DO THIS: Rewrite the records from the first line through the line containing "y-tick-label: 60 (38, 398, 55, 415)", replacing "series-optimal-line" with "optimal-series-line" and leaving everything else unchanged.
[DATA FOR PROCESSING start]
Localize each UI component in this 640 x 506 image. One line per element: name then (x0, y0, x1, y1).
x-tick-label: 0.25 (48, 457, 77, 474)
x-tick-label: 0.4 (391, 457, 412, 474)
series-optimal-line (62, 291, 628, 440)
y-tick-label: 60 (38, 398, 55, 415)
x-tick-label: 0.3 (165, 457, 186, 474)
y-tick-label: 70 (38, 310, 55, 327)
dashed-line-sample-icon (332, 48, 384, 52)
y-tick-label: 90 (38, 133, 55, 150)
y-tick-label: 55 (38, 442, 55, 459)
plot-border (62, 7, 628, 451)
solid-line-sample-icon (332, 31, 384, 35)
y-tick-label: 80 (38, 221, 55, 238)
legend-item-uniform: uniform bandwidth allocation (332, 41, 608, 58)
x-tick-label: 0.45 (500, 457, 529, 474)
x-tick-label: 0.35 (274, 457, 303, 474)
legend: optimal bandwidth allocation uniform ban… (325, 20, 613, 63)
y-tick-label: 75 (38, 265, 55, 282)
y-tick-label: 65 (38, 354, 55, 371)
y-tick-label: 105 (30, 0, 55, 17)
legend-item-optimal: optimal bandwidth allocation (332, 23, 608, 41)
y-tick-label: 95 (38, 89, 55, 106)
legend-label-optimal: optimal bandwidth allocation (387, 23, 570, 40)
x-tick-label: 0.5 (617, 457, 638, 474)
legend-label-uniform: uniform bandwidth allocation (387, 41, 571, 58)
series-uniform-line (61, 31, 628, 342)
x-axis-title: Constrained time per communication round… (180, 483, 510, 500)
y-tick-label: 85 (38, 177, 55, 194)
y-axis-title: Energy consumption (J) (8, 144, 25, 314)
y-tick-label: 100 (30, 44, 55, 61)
[DATA FOR PROCESSING end]
FULL OUTPUT:
Localize each UI component in this 640 x 506 image. One line per element: name then (x0, y0, x1, y1).
x-tick-label: 0.25 (48, 457, 77, 474)
x-tick-label: 0.4 (391, 457, 412, 474)
optimal-series-line (62, 291, 628, 440)
y-tick-label: 60 (38, 398, 55, 415)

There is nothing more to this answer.